# Requirements
Write out the records again, exactly, leaving none out.

[Record list start]

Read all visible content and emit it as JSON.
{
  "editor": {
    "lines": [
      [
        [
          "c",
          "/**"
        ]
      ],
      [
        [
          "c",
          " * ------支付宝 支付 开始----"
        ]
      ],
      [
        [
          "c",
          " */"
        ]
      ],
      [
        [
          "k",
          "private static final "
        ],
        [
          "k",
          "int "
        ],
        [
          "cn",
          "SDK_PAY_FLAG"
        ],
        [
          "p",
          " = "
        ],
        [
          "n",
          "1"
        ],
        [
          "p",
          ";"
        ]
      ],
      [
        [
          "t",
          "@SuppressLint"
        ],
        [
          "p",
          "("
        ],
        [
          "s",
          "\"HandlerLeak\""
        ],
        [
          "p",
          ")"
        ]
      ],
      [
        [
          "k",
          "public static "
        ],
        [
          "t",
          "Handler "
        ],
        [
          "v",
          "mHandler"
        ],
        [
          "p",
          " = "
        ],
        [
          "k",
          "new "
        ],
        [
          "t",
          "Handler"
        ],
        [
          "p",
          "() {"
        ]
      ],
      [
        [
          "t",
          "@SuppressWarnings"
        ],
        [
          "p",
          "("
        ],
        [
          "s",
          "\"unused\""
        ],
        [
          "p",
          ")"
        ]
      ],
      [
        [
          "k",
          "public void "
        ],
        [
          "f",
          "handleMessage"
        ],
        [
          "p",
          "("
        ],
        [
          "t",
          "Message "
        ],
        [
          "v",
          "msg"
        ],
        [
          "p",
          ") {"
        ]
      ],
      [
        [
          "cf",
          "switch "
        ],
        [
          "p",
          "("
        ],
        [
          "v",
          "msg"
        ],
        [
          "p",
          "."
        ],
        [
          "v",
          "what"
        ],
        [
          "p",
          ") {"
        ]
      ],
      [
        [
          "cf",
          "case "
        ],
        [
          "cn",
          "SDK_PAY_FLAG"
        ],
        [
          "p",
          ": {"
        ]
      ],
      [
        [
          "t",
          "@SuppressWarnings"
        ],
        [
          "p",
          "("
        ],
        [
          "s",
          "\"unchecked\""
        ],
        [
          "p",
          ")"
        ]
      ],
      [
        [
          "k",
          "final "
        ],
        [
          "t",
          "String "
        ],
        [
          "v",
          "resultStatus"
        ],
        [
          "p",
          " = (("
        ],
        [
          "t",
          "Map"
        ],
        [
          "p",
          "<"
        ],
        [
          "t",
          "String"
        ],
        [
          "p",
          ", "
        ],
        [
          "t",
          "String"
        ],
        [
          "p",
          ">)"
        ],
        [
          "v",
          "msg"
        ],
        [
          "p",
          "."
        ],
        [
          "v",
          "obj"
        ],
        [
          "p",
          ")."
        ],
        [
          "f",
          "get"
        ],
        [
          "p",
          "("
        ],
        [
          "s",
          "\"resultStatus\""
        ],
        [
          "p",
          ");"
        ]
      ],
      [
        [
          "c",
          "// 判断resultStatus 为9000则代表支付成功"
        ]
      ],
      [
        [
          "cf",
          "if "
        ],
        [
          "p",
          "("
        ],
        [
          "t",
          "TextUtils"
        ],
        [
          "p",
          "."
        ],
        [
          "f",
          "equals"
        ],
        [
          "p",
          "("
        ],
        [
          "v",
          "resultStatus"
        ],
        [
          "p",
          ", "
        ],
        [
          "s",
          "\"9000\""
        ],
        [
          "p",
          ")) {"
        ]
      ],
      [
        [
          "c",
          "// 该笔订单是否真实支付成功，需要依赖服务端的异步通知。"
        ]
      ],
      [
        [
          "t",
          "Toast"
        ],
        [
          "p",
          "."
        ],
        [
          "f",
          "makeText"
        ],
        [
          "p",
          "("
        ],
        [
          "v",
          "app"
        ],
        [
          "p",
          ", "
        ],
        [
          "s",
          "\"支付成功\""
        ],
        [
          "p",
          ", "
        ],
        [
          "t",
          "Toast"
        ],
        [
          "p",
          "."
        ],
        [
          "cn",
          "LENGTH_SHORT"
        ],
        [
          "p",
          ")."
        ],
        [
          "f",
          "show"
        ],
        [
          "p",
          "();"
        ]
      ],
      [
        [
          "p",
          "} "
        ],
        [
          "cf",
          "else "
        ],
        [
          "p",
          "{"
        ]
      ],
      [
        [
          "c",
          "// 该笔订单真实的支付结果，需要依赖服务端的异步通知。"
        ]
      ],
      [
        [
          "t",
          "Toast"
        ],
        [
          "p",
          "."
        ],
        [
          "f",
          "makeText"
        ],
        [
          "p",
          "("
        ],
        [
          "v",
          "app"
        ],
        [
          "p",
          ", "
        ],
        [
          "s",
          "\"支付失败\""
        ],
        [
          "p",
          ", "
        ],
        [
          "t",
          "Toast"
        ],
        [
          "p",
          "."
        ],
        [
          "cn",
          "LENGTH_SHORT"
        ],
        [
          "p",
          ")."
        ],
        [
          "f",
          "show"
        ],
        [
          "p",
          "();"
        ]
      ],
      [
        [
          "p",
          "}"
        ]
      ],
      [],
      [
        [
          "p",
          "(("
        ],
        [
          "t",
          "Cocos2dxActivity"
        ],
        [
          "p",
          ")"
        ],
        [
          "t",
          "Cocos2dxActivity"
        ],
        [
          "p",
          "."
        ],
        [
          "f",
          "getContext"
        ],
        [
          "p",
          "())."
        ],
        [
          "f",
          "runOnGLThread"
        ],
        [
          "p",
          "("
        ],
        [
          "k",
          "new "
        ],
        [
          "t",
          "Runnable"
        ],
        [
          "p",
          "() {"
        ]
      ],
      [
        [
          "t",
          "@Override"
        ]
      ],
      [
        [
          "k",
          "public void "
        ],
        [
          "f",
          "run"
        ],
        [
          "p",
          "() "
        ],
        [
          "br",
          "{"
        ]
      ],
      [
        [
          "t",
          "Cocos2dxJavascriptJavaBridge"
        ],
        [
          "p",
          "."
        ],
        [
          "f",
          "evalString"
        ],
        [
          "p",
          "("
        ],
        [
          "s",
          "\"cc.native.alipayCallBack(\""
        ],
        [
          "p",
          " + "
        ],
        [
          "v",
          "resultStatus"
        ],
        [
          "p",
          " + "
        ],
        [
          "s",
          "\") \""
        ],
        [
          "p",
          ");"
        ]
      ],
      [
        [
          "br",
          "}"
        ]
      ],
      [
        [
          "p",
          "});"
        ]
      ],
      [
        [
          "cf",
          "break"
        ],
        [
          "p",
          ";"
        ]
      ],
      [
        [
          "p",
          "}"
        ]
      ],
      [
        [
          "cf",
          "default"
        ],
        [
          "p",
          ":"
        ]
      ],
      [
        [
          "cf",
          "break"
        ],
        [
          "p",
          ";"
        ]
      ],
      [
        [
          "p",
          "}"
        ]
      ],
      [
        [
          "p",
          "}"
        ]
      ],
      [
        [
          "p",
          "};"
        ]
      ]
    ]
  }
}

[Record list end]

# The reply
Read all visible content and emit it as JSON.
{
  "editor": {
    "lines": [
      [
        [
          "c",
          "/**"
        ]
      ],
      [
        [
          "c",
          " * ------支付宝 支付 开始----"
        ]
      ],
      [
        [
          "c",
          " */"
        ]
      ],
      [
        [
          "k",
          "private static final "
        ],
        [
          "k",
          "int "
        ],
        [
          "cn",
          "SDK_PAY_FLAG"
        ],
        [
          "p",
          " = "
        ],
        [
          "n",
          "1"
        ],
        [
          "p",
          ";"
        ]
      ],
      [
        [
          "t",
          "@SuppressLint"
        ],
        [
          "p",
          "("
        ],
        [
          "s",
          "\"HandlerLeak\""
        ],
        [
          "p",
          ")"
        ]
      ],
      [
        [
          "k",
          "public static "
        ],
        [
          "t",
          "Handler "
        ],
        [
          "v",
          "mHandler"
        ],
        [
          "p",
          " = "
        ],
        [
          "k",
          "new "
        ],
        [
          "t",
          "Handler"
        ],
        [
          "p",
          "() {"
        ]
      ],
      [
        [
          "t",
          "@SuppressWarnings"
        ],
        [
          "p",
          "("
        ],
        [
          "s",
          "\"unused\""
        ],
        [
          "p",
          ")"
        ]
      ],
      [
        [
          "k",
          "public void "
        ],
        [
          "f",
          "handleMessage"
        ],
        [
          "p",
          "("
        ],
        [
          "t",
          "Message "
        ],
        [
          "v",
          "msg"
        ],
        [
          "p",
          ") {"
        ]
      ],
      [
        [
          "cf",
          "switch "
        ],
        [
          "p",
          "("
        ],
        [
          "v",
          "msg"
        ],
        [
          "p",
          "."
        ],
        [
          "v",
          "what"
        ],
        [
          "p",
          ") {"
        ]
      ],
      [
        [
          "cf",
          "case "
        ],
        [
          "cn",
          "SDK_PAY_FLAG"
        ],
        [
          "p",
          ": {"
        ]
      ],
      [
        [
          "t",
          "@SuppressWarnings"
        ],
        [
          "p",
          "("
        ],
        [
          "s",
          "\"unchecked\""
        ],
        [
          "p",
          ")"
        ]
      ],
      [
        [
          "k",
          "final "
        ],
        [
          "t",
          "String "
        ],
        [
          "v",
          "resultStatus"
        ],
        [
          "p",
          " = (("
        ],
        [
          "t",
          "Map"
        ],
        [
          "p",
          "<"
        ],
        [
          "t",
          "String"
        ],
        [
          "p",
          ", "
        ],
        [
          "t",
          "String"
        ],
        [
          "p",
          ">)"
        ],
        [
          "v",
          "msg"
        ],
        [
          "p",
          "."
        ],
        [
          "v",
          "obj"
        ],
        [
          "p",
          ")."
        ],
        [
          "f",
          "get"
        ],
        [
          "p",
          "("
        ],
        [
          "s",
          "\"resultStatus\""
        ],
        [
          "p",
          ");"
        ]
      ],
      [
        [
          "c",
          "// 判断resultStatus 为9000则代表支付成功"
        ]
      ],
      [
        [
          "cf",
          "if "
        ],
        [
          "p",
          "("
        ],
        [
          "t",
          "TextUtils"
        ],
        [
          "p",
          "."
        ],
        [
          "f",
          "equals"
        ],
        [
          "p",
          "("
        ],
        [
          "v",
          "resultStatus"
        ],
        [
          "p",
          ", "
        ],
        [
          "s",
          "\"9000\""
        ],
        [
          "p",
          ")) {"
        ]
      ],
      [
        [
          "c",
          "// 该笔订单是否真实支付成功，需要依赖服务端的异步通知。"
        ]
      ],
      [
        [
          "t",
          "Toast"
        ],
        [
          "p",
          "."
        ],
        [
          "f",
          "makeText"
        ],
        [
          "p",
          "("
        ],
        [
          "v",
          "app"
        ],
        [
          "p",
          ", "
        ],
        [
          "s",
          "\"支付成功\""
        ],
        [
          "p",
          ", "
        ],
        [
          "t",
          "Toast"
        ],
        [
          "p",
          "."
        ],
        [
          "cn",
          "LENGTH_SHORT"
        ],
        [
          "p",
          ")."
        ],
        [
          "f",
          "show"
        ],
        [
          "p",
          "();"
        ]
      ],
      [
        [
          "p",
          "} "
        ],
        [
          "cf",
          "else "
        ],
        [
          "p",
          "{"
        ]
      ],
      [
        [
          "c",
          "// 该笔订单真实的支付结果，需要依赖服务端的异步通知。"
        ]
      ],
      [
        [
          "t",
          "Toast"
        ],
        [
          "p",
          "."
        ],
        [
          "f",
          "makeText"
        ],
        [
          "p",
          "("
        ],
        [
          "v",
          "app"
        ],
        [
          "p",
          ", "
        ],
        [
          "s",
          "\"支付失败\""
        ],
        [
          "p",
          ", "
        ],
        [
          "t",
          "Toast"
        ],
        [
          "p",
          "."
        ],
        [
          "cn",
          "LENGTH_SHORT"
        ],
        [
          "p",
          ")."
        ],
        [
          "f",
          "show"
        ],
        [
          "p",
          "();"
        ]
      ],
      [
        [
          "p",
          "}"
        ]
      ],
      [],
      [
        [
          "p",
          "(("
        ],
        [
          "t",
          "Cocos2dxActivity"
        ],
        [
          "p",
          ")"
        ],
        [
          "t",
          "Cocos2dxActivity"
        ],
        [
          "p",
          "."
        ],
        [
          "f",
          "getContext"
        ],
        [
          "p",
          "())."
        ],
        [
          "f",
          "runOnGLThread"
        ],
        [
          "p",
          "("
        ],
        [
          "k",
          "new "
        ],
        [
          "t",
          "Runnable"
        ],
        [
          "p",
          "() {"
        ]
      ],
      [
        [
          "t",
          "@Override"
        ]
      ],
      [
        [
          "k",
          "public void "
        ],
        [
          "f",
          "run"
        ],
        [
          "p",
          "() "
        ],
        [
          "br",
          "{"
        ]
      ],
      [
        [
          "t",
          "Cocos2dxJavascriptJavaBridge"
        ],
        [
          "p",
          "."
        ],
        [
          "f",
          "evalString"
        ],
        [
          "p",
          "("
        ],
        [
          "s",
          "\"cc.native.alipayCallBack(\""
        ],
        [
          "p",
          " + "
        ],
        [
          "v",
          "resultStatus"
        ],
        [
          "p",
          " + "
        ],
        [
          "s",
          "\") \""
        ],
        [
          "p",
          ");"
        ]
      ],
      [
        [
          "br",
          "}"
        ]
      ],
      [
        [
          "p",
          "});"
        ]
      ],
      [
        [
          "cf",
          "break"
        ],
        [
          "p",
          ";"
        ]
      ],
      [
        [
          "p",
          "}"
        ]
      ],
      [
        [
          "cf",
          "default"
        ],
        [
          "p",
          ":"
        ]
      ],
      [
        [
          "cf",
          "break"
        ],
        [
          "p",
          ";"
        ]
      ],
      [
        [
          "p",
          "}"
        ]
      ],
      [
        [
          "p",
          "}"
        ]
      ],
      [
        [
          "p",
          "};"
        ]
      ]
    ]
  }
}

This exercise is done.